* _Texte à lire_:
Pour l'avocat, le principe de précaution invoqué par la justice pour démonter une antenne-relais n'est fondé ni juridiquement ni philosophiquement.
Avec l'arrêt rendu le 4 février 2009 par la cour d'appel de Versailles, imposant à Bouygues Telecom de démonter une antenne-relais située à proximité d'habitations à Tassin-la-Demi-Lune dans le Rhône, les «diseurs de mauvaise aventure» tiennent une belle victoire. Le juge a en effet estimé que l'incertitude sur l'innocuité (qui est impossible à démontrer : on ne peut tout simplement pas prouver expressément qu'un risque n'existe pas !) d'une exposition aux ondes émises par les antennes-relais est «sérieuse et raisonnable» et que, les voisins de cette antenne ne pouvant se voir garantir une absence de risque sanitaire, «justifient être dans une crainte légitime constitutive d'un trouble».
La cessation du préjudice moral résultant de «l'angoisse créée et subie» par le voisinage du fait de l'installation de l'antenne-relais imposerait donc le démantèlement de celle-ci et le paiement de dommages et intérêts sur le fondement de la théorie des troubles anormaux du voisinage.Et c'est ainsi que la simple «angoisse» (sic) de quelques voisins - et non la démonstration scientifique de l'existence d'un trouble sanitaire véritable - suffit à motiver l'injonction de démonter et l'indemnisation des supposées victimes. Habilement rédigé, l'arrêt - d'espèce et excessivement factuel - ne résiste pas à l'analyse.
Sur le plan scientifique, d'abord. Les antennes-relais ont la même puissance et le même effet que les réseaux de communication nous permettant d'écouter la radio partout en France depuis 50 ans, sans que quiconque ne s'en affole (à raison). Dans le cas contraire, n'aurait-on pas, déjà, ordonné l'évacuation du Champ-de-Mars ou fait démonter la tour Eiffel, dont les émetteurs de radio et de télévision ont une puissance totale 10 000 fois supérieure à celle d'une antenne-relais ? Ce n'est pas parce que les ondes sont invisibles qu'elles sont nocives : il est temps de retrouver ses esprits.
Juridiquement, ensuite. L'existence d'un «trouble» de voisinage s'apprécie, en droit, au regard de ce que l'homme raisonnable ressentirait. Or la raison, éclairée par la science, commande de ne pas se troubler… L'absence de trouble objectif aurait dû faire échec à l'action des riverains.

Entrées d'une collection:
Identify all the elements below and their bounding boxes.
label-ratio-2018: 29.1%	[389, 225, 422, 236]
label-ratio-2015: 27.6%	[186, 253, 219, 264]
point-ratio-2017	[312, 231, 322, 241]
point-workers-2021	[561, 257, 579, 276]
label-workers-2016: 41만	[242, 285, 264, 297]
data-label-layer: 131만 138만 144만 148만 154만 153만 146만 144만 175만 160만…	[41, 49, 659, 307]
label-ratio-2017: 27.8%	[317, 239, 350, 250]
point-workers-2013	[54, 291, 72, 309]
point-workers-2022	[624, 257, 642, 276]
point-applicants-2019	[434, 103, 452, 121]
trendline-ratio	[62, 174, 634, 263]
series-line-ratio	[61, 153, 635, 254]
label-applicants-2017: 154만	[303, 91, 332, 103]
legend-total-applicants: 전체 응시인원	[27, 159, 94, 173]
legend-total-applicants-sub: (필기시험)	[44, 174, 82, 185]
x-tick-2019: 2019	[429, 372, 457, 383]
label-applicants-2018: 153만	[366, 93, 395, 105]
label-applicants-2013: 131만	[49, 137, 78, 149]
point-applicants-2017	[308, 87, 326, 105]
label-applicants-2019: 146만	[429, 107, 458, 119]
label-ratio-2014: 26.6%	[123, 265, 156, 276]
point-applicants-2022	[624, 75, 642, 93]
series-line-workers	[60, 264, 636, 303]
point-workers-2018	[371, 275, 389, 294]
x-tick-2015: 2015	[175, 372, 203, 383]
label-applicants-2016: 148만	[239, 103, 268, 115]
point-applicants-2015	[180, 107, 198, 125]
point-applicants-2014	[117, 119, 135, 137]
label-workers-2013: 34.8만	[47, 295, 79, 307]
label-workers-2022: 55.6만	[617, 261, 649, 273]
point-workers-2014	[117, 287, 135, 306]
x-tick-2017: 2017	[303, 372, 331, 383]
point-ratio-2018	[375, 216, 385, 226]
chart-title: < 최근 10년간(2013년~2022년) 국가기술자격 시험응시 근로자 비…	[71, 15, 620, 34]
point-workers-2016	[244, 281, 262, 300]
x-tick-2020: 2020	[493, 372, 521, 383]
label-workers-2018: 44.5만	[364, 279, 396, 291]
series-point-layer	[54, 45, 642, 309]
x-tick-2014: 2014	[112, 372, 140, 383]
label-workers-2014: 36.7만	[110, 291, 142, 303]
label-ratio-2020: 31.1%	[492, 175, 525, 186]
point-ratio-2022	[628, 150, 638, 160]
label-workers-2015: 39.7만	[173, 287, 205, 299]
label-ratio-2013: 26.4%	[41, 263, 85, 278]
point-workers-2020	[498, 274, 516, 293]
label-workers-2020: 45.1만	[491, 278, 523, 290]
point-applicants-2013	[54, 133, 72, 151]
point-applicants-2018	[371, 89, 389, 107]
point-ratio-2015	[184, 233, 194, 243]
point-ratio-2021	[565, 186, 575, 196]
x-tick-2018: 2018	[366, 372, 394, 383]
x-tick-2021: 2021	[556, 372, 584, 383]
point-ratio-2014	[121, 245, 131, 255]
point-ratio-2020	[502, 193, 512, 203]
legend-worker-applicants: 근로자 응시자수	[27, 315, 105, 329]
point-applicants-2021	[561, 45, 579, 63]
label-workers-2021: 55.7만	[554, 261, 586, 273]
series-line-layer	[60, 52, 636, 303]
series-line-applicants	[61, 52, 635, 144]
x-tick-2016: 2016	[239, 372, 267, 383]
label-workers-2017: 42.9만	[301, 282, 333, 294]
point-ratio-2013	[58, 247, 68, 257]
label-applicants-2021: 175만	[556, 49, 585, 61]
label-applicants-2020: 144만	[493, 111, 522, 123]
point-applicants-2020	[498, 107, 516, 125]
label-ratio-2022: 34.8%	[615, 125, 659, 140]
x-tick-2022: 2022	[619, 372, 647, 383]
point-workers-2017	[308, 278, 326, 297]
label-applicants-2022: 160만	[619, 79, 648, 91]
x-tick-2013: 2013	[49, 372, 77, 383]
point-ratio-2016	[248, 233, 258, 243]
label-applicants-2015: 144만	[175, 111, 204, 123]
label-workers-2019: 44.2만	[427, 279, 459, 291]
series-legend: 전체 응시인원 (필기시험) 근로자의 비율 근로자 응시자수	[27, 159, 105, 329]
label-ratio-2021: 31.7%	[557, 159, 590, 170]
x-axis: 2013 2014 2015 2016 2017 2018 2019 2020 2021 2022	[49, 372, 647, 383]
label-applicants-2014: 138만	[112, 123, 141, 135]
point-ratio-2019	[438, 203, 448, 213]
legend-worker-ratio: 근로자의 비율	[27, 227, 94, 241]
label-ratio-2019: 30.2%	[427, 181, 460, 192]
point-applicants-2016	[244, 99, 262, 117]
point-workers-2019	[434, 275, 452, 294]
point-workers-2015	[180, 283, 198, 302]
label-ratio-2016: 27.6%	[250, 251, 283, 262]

* _Détail de la tâche_:
Répondez aux questions suivantes sur le texte consacré à l'antenne-relais de Tassin-la-Demi-Lune.
(a) Quelle juridiction a rendu l'arrêt du 4 février 2009 ?
(b) Combien de fois la puissance totale des émetteurs de la tour Eiffel est-elle supérieure à celle d'une antenne-relais ?
(c) Au regard de quoi l'existence d'un trouble de voisinage s'apprécie-t-elle en droit ?

* _Résultat de l'exercice_:
(a) La cour d'appel de Versailles.
(b) 10 000 fois.
(c) Au regard de ce que l'homme raisonnable ressentirait.